Short exercise ▸ Copy every line of the entries that includes the word "with".

Data provided ▸
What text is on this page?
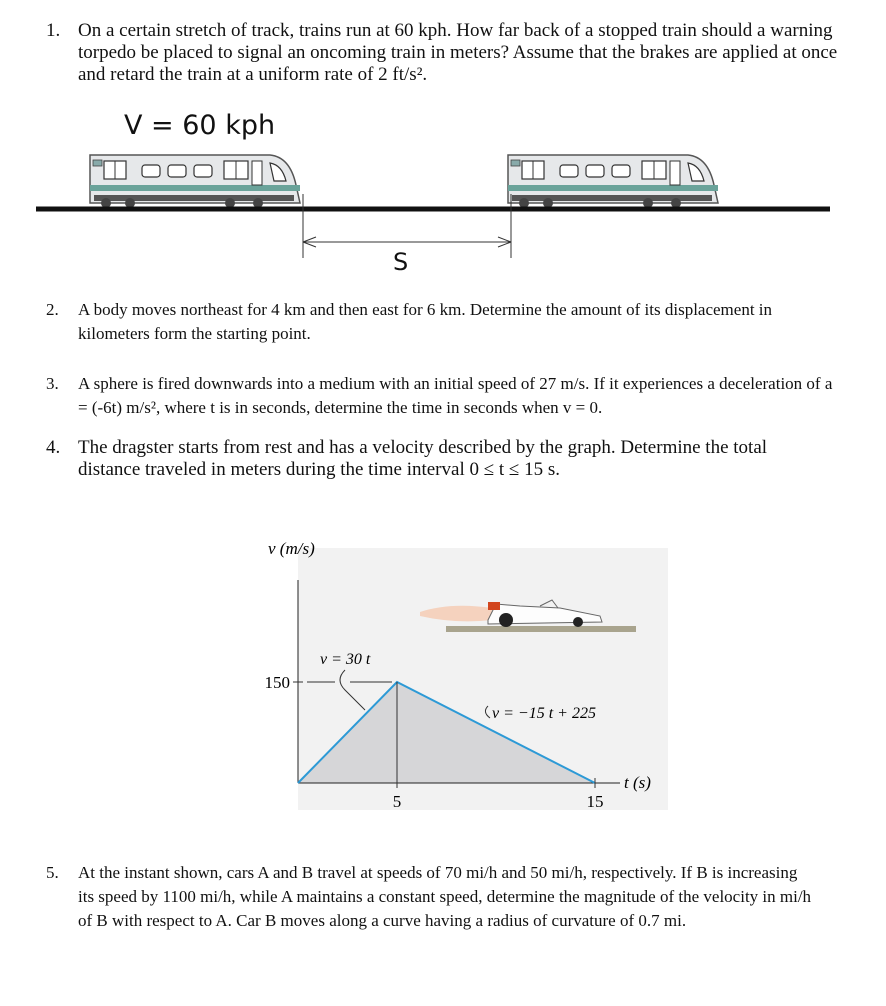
1. On a certain stretch of track, trains run at 60 kph. How far back of a stopped train should a warning torpedo be placed to signal an oncoming train in meters? Assume that the brakes are applied at once and retard the train at a uniform rate of 2 ft/s².
V = 60 kph
S
2. A body moves northeast for 4 km and then east for 6 km. Determine the amount of its displacement in kilometers form the starting point.
3. A sphere is fired downwards into a medium with an initial speed of 27 m/s. If it experiences a deceleration of a = (-6t) m/s², where t is in seconds, determine the time in seconds when v = 0.
4. The dragster starts from rest and has a velocity described by the graph. Determine the total distance traveled in meters during the time interval 0 ≤ t ≤ 15 s.
v (m/s)
150
5	15
t (s)
v = 30 t
v = −15 t + 225
5. At the instant shown, cars A and B travel at speeds of 70 mi/h and 50 mi/h, respectively. If B is increasing its speed by 1100 mi/h, while A maintains a constant speed, determine the magnitude of the velocity in mi/h of B with respect to A. Car B moves along a curve having a radius of curvature of 0.7 mi.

In response ▸
3. A sphere is fired downwards into a medium with an initial speed of 27 m/s. If it experiences a deceleration of a = (-6t) m/s², where t is in seconds, determine the time in seconds when v = 0.
5. At the instant shown, cars A and B travel at speeds of 70 mi/h and 50 mi/h, respectively. If B is increasing its speed by 1100 mi/h, while A maintains a constant speed, determine the magnitude of the velocity in mi/h of B with respect to A. Car B moves along a curve having a radius of curvature of 0.7 mi.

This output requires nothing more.